- [Exercise description]: Copy each line that has the string "dormir" somewhere in it.

BEGIN Entries

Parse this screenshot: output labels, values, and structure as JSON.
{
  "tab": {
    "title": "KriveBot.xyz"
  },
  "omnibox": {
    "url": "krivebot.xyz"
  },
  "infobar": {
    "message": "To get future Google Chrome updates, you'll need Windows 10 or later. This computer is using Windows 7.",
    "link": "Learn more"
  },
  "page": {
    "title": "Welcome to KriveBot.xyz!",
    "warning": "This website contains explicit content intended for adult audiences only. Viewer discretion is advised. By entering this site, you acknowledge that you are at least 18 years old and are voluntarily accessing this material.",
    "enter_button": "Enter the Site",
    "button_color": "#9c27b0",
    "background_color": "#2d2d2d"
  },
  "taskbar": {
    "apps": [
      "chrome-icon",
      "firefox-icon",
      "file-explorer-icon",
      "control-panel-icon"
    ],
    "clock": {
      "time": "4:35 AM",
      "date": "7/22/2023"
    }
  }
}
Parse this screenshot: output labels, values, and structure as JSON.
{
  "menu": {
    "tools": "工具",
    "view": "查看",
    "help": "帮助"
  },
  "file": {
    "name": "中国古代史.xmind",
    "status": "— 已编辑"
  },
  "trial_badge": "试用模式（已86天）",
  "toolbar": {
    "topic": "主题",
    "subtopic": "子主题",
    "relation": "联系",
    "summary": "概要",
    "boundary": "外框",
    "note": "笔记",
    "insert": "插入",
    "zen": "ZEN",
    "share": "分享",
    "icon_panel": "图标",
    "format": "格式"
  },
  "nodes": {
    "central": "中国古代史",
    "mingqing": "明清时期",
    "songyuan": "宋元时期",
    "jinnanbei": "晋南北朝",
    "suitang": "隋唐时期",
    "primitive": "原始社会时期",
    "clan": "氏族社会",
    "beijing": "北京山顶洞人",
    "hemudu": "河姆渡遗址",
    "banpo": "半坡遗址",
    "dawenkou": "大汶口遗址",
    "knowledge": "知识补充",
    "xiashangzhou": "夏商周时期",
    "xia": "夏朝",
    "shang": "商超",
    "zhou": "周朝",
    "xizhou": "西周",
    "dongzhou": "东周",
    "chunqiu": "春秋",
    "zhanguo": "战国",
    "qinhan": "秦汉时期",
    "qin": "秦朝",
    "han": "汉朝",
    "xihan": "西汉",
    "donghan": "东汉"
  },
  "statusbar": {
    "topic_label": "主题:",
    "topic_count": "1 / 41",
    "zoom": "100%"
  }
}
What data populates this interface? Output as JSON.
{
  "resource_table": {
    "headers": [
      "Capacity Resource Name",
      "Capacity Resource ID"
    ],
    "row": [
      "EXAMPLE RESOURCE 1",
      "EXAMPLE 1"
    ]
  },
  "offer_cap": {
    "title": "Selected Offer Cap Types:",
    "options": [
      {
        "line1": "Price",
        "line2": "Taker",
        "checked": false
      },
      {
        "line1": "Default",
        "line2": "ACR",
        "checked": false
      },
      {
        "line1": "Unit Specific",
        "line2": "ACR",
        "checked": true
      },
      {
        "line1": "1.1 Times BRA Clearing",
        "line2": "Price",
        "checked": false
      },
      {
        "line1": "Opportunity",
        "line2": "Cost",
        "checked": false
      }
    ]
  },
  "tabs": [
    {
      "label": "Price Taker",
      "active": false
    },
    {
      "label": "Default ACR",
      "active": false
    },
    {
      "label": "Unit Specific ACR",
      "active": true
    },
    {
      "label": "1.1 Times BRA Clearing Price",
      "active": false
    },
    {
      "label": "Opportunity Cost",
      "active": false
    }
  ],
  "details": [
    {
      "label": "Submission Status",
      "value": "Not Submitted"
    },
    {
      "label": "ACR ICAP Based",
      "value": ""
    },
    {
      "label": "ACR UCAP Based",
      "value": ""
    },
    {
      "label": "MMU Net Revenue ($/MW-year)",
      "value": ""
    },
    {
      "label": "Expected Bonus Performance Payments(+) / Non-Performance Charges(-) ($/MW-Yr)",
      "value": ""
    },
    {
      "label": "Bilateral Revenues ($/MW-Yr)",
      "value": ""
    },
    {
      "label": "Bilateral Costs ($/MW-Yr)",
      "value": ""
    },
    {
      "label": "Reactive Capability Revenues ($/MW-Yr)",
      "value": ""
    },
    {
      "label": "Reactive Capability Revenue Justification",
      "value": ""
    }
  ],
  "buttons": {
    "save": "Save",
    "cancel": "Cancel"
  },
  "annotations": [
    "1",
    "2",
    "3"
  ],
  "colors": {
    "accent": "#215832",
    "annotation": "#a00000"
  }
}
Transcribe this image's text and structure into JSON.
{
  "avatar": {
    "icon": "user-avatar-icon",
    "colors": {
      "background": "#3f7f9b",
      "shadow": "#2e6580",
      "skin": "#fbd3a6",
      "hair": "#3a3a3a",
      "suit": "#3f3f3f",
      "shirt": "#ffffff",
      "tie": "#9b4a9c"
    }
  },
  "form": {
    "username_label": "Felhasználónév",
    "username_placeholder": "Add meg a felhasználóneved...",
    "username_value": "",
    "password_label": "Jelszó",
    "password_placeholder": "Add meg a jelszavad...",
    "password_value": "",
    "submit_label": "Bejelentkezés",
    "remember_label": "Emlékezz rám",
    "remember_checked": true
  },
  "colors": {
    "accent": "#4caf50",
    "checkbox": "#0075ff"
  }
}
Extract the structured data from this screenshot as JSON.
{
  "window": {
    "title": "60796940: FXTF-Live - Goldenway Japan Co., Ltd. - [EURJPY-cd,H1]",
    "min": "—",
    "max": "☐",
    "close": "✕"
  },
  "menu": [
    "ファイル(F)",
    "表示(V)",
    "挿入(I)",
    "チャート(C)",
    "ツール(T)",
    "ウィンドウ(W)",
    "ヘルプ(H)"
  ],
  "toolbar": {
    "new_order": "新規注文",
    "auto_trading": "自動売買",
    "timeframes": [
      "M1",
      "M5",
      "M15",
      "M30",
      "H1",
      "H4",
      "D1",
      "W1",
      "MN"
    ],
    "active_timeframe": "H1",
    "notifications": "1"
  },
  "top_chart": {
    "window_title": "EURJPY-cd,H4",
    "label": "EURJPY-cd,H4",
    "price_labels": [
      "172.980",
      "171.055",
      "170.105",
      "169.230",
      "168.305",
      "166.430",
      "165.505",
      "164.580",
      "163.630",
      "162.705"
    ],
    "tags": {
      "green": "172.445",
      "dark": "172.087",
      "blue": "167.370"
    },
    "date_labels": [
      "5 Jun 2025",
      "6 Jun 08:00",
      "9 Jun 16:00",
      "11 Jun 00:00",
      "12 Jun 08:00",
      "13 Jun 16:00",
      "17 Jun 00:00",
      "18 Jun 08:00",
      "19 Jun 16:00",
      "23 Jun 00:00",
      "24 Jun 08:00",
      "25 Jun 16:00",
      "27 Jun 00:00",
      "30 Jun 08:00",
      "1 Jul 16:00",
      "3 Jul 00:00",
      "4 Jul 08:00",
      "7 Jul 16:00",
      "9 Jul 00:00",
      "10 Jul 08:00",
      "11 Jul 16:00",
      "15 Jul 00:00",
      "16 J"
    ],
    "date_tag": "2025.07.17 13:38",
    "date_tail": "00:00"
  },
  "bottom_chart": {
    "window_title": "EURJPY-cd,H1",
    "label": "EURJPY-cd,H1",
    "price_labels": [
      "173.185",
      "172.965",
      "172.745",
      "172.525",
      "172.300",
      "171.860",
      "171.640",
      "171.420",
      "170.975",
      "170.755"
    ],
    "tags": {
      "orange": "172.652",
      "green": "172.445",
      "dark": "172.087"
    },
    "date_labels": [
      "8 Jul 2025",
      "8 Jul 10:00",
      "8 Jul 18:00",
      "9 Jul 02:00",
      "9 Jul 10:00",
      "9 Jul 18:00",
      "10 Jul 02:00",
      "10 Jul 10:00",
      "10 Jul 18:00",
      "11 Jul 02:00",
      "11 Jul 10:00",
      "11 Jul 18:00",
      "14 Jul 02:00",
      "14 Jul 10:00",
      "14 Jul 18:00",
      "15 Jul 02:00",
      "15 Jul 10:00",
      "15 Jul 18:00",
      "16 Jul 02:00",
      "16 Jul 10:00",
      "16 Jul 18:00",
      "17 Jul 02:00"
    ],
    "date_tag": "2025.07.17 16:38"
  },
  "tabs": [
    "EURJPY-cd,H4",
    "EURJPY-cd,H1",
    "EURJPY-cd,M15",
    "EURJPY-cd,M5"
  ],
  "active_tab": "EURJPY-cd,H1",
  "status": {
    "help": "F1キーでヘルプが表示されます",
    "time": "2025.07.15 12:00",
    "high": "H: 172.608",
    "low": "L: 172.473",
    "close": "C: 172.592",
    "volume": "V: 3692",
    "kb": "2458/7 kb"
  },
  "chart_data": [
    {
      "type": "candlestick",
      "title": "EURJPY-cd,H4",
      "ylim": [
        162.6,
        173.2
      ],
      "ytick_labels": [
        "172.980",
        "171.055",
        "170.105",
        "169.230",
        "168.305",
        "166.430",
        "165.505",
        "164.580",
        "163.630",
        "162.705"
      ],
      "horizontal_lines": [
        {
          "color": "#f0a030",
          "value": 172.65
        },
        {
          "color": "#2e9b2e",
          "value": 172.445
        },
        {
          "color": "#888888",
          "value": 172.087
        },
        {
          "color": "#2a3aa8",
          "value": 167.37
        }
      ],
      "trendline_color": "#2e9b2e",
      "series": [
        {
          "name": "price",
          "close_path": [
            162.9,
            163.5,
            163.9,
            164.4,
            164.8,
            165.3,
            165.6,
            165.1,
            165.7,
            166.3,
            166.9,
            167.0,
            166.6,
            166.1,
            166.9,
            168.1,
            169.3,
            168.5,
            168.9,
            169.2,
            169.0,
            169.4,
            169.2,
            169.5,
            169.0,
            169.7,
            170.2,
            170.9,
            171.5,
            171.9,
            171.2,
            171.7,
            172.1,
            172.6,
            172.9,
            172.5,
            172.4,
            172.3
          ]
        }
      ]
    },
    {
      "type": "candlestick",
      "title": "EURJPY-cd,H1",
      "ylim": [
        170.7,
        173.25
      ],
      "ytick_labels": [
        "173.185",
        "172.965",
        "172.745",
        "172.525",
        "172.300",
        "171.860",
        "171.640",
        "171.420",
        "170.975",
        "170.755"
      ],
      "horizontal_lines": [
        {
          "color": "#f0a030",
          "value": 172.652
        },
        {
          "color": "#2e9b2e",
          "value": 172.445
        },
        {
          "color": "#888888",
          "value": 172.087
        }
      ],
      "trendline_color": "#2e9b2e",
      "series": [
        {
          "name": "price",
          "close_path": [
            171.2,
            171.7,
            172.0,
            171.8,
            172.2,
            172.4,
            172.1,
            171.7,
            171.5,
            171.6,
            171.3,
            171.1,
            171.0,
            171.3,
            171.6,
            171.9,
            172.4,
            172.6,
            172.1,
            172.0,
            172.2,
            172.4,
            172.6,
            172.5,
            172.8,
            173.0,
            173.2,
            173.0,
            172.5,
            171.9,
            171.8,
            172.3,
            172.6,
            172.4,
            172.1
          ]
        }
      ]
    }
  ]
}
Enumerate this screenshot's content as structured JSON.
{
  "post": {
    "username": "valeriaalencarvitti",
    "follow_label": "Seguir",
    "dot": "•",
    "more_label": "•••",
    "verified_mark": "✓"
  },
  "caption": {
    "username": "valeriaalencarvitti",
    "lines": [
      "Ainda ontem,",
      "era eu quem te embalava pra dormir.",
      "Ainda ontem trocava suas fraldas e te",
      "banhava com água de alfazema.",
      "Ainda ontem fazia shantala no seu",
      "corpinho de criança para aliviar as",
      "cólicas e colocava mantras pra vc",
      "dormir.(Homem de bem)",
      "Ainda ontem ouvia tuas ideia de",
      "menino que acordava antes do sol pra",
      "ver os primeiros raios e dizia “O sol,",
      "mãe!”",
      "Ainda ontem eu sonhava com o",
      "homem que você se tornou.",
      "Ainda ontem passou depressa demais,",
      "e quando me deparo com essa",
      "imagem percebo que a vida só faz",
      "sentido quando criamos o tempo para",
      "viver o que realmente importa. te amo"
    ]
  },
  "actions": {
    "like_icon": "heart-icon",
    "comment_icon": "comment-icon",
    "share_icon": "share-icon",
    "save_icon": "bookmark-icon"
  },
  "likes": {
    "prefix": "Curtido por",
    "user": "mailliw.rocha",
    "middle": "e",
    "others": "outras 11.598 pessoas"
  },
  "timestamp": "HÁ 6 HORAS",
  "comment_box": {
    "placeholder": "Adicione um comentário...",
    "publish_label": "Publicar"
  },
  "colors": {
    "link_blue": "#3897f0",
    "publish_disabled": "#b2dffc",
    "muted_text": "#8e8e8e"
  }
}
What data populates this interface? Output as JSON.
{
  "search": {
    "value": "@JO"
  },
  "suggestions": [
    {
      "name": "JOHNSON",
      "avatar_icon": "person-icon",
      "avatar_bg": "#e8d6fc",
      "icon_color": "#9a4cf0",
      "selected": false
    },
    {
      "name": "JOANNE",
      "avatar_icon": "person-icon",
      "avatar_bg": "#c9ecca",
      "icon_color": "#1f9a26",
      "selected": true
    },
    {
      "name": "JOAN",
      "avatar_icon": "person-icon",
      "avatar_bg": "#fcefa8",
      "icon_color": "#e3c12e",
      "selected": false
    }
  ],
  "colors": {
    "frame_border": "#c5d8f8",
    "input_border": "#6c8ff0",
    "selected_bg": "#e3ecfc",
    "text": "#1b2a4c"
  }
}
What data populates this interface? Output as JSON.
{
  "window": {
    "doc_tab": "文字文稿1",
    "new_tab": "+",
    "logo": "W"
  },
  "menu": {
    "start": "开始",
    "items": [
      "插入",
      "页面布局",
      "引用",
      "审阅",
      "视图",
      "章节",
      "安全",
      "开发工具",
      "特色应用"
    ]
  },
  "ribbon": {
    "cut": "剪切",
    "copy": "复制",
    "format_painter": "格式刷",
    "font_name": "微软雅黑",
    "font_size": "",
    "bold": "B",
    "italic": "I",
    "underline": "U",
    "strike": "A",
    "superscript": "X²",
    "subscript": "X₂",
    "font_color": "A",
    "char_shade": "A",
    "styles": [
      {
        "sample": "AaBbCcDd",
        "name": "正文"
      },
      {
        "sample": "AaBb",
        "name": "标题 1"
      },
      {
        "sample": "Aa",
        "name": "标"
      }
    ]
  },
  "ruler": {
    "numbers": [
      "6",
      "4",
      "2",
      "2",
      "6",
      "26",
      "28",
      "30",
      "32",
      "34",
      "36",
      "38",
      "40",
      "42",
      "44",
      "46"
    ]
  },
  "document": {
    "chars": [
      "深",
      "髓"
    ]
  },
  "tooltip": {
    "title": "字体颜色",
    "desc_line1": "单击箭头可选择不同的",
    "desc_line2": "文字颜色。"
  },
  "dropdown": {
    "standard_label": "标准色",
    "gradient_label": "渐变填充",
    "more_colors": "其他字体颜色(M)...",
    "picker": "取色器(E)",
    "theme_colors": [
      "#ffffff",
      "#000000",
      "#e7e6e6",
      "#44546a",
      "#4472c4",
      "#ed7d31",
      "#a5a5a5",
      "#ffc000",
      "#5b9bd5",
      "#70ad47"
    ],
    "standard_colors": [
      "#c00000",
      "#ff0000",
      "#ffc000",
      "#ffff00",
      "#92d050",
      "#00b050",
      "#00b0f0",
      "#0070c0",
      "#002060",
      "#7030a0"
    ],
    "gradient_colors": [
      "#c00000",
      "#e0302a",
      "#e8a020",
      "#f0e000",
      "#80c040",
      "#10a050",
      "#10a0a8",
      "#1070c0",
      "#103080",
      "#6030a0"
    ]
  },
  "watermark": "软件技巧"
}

END Entries

- [Reply to the task]:
      "era eu quem te embalava pra dormir.",
      "dormir.(Homem de bem)",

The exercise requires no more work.